#### [EXERCISE]
In the entries below, find every line holding the string "value" and collect it.

[Extracted records]
§ §
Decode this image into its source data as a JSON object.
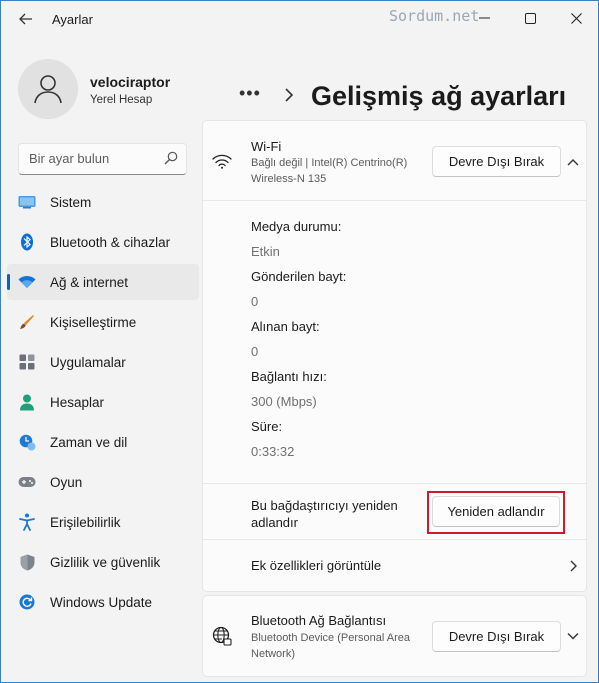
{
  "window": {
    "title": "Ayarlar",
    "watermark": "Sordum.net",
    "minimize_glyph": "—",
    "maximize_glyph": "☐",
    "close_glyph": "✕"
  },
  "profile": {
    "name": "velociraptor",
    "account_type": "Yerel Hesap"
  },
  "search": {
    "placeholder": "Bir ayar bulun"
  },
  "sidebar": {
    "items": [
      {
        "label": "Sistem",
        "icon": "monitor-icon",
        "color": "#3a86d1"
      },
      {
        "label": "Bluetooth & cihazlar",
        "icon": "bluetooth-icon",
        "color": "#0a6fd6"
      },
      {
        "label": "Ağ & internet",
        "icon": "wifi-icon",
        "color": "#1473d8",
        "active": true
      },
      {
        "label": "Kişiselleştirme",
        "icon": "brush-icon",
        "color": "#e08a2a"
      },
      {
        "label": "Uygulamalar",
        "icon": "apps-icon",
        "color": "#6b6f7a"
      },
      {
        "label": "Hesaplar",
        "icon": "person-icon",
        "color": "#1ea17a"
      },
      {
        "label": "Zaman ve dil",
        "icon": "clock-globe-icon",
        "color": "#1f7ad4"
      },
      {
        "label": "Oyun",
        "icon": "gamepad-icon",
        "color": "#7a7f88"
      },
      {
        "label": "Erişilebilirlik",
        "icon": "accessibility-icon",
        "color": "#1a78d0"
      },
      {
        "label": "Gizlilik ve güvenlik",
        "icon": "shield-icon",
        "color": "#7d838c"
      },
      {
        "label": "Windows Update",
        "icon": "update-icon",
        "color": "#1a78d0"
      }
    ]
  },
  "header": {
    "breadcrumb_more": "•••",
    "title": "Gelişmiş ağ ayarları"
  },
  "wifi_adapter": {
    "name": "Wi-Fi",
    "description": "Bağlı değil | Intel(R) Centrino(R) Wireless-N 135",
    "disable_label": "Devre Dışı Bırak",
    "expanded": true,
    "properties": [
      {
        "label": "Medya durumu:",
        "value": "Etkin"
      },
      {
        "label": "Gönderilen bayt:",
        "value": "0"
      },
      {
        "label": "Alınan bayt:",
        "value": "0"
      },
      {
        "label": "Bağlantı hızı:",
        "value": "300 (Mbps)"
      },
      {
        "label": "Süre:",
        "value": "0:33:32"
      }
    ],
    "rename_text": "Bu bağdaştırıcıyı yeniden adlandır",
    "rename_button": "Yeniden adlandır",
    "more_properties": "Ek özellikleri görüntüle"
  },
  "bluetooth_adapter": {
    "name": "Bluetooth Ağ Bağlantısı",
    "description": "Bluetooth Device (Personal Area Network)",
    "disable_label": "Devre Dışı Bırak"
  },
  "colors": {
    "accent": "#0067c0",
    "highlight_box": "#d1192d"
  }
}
§ §
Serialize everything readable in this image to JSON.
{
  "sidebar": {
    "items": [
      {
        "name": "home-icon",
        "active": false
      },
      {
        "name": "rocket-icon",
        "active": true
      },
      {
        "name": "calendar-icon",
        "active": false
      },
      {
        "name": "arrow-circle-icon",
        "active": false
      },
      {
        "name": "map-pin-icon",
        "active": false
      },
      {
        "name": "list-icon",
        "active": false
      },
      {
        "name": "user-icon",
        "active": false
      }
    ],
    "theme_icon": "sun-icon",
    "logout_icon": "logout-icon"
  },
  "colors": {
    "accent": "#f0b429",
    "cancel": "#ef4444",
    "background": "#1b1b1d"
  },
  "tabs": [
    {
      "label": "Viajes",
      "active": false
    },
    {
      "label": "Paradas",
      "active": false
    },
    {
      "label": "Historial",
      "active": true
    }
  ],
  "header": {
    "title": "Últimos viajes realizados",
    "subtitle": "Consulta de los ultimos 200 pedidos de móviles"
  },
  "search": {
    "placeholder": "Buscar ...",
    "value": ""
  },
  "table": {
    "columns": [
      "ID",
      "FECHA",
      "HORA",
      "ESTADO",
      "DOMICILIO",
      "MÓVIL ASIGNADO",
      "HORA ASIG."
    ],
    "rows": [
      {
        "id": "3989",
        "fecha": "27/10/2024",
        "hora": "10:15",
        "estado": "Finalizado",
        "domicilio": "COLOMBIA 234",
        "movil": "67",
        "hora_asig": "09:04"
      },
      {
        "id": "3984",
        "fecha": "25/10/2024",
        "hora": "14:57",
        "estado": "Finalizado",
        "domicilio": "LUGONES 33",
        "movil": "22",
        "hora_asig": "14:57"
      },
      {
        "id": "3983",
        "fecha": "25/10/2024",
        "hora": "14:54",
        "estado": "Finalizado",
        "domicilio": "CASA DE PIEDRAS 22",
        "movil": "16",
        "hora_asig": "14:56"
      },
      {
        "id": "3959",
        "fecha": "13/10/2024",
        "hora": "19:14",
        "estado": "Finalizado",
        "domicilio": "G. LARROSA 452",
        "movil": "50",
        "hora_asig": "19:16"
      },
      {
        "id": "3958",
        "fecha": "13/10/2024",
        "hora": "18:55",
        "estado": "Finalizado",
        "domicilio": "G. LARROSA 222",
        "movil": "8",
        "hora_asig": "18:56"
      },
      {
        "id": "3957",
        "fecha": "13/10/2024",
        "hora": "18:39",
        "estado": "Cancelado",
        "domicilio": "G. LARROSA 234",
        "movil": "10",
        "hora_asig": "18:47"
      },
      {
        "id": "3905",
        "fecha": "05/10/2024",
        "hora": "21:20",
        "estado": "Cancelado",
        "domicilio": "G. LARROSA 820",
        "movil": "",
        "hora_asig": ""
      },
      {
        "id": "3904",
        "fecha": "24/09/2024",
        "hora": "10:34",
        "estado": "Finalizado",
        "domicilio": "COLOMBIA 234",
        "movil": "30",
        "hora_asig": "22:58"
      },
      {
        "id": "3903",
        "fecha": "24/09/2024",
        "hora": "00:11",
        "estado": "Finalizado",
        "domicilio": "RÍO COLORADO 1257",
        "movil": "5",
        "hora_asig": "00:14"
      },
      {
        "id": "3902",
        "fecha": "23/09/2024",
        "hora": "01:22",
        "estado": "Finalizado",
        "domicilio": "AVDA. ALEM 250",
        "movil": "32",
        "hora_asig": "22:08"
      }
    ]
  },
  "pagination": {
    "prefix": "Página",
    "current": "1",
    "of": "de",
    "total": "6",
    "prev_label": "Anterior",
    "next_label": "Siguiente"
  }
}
§ §
#### [SOLUTION TO THIS TASK]
        "value": "Etkin"
        "value": "0"
        "value": "0"
        "value": "300 (Mbps)"
        "value": "0:33:32"
    "value": ""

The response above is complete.